■ PROBLEM STATEMENT: Check each line of the material below for the string "thumbnail", then report how many lines have it, and nothing else.
========================================
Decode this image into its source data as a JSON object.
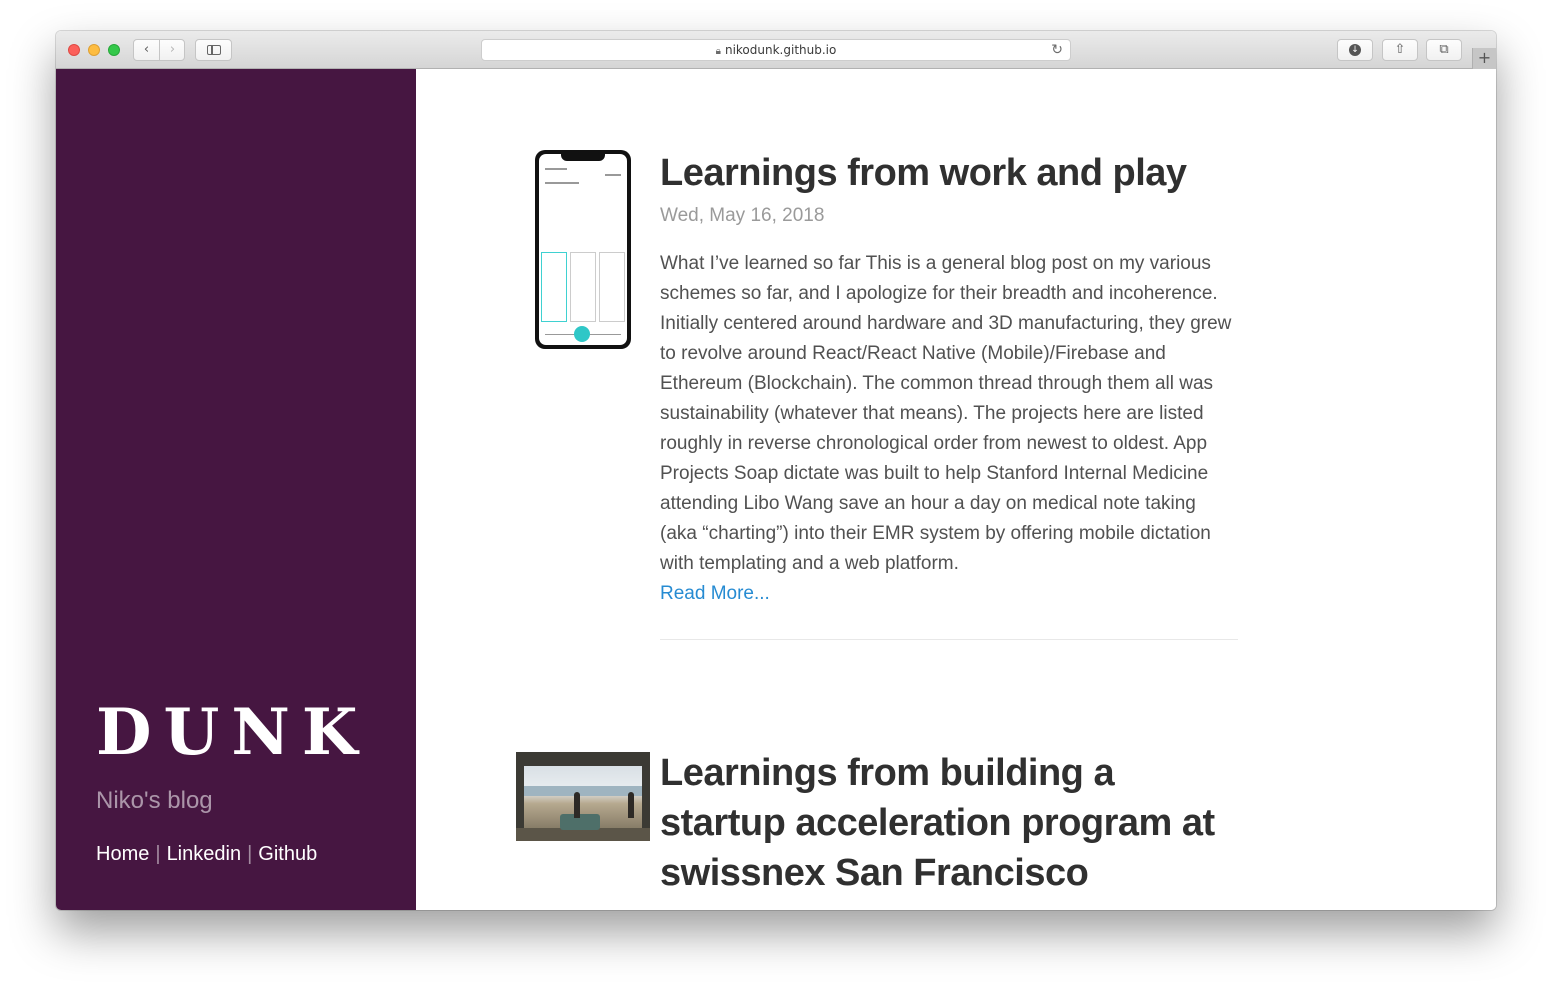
{
  "browser": {
    "url": "nikodunk.github.io",
    "nav_back_label": "‹",
    "nav_forward_label": "›",
    "new_tab_label": "+"
  },
  "sidebar": {
    "title": "DUNK",
    "description": "Niko's blog",
    "nav": [
      {
        "label": "Home"
      },
      {
        "label": "Linkedin"
      },
      {
        "label": "Github"
      }
    ],
    "separator": "|",
    "background_color": "#461641"
  },
  "posts": [
    {
      "title": "Learnings from work and play",
      "date": "Wed, May 16, 2018",
      "excerpt": "What I’ve learned so far This is a general blog post on my various schemes so far, and I apologize for their breadth and incoherence. Initially centered around hardware and 3D manufacturing, they grew to revolve around React/React Native (Mobile)/Firebase and Ethereum (Blockchain). The common thread through them all was sustainability (whatever that means). The projects here are listed roughly in reverse chronological order from newest to oldest. App Projects Soap dictate was built to help Stanford Internal Medicine attending Libo Wang save an hour a day on medical note taking (aka “charting”) into their EMR system by offering mobile dictation with templating and a web platform.",
      "read_more": "Read More...",
      "thumbnail": "phone-app-screenshot"
    },
    {
      "title": "Learnings from building a startup acceleration program at swissnex San Francisco",
      "thumbnail": "office-photo"
    }
  ],
  "colors": {
    "link": "#268bd2",
    "title": "#303030",
    "date": "#9a9a9a"
  }
}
========================================
■ EXERCISE RESPONSE: 2